◆ INSTRUCTIONS TO FOLLOW: Return every record below exactly as written, omitting any pictures.

◆ INFORMATION PROVIDED:
---*---

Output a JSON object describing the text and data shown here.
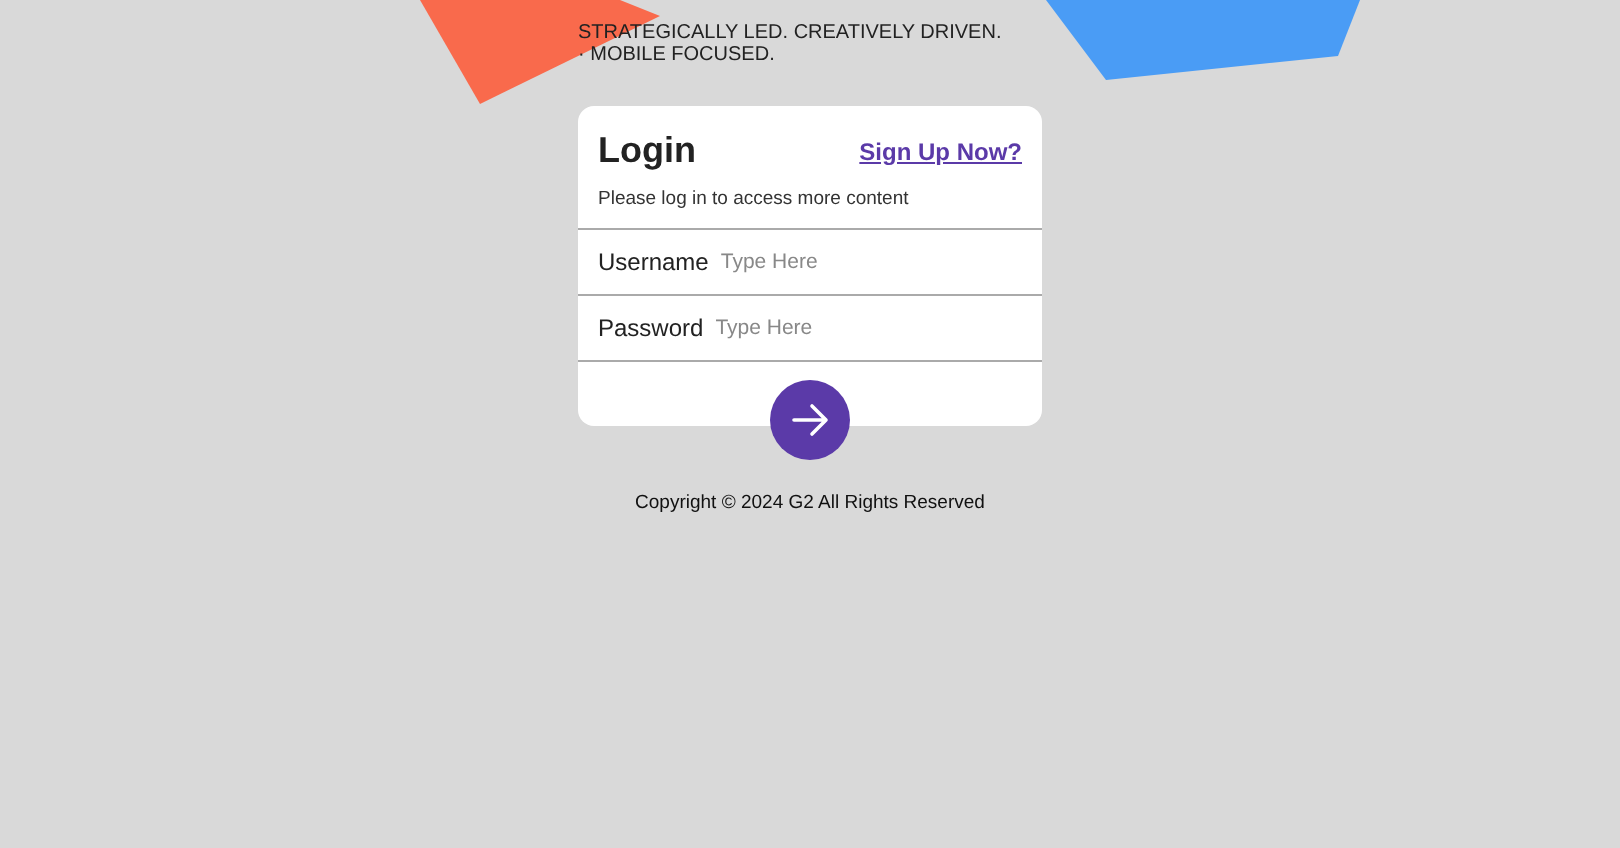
{
  "tagline": "STRATEGICALLY LED. CREATIVELY DRIVEN. · MOBILE FOCUSED.",
  "login": {
    "title": "Login",
    "signup_link": "Sign Up Now?",
    "subtitle": "Please log in to access more content",
    "fields": [
      {
        "label": "Username",
        "placeholder": "Type Here"
      },
      {
        "label": "Password",
        "placeholder": "Type Here"
      }
    ]
  },
  "copyright": "Copyright © 2024 G2 All Rights Reserved"
}
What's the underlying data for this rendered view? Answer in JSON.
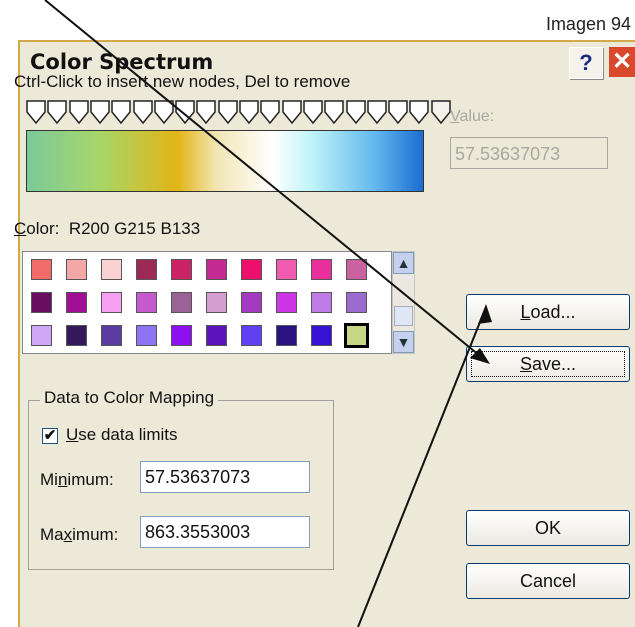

---*---

◆ THE OUTPUT:
Output a JSON object describing the text and data shown here.
{
  "tagline": "STRATEGICALLY LED. CREATIVELY DRIVEN. · MOBILE FOCUSED.",
  "login": {
    "title": "Login",
    "signup_link": "Sign Up Now?",
    "subtitle": "Please log in to access more content",
    "fields": [
      {
        "label": "Username",
        "placeholder": "Type Here"
      },
      {
        "label": "Password",
        "placeholder": "Type Here"
      }
    ]
  },
  "copyright": "Copyright © 2024 G2 All Rights Reserved"
}
What's the underlying data for this rendered view? Answer in JSON.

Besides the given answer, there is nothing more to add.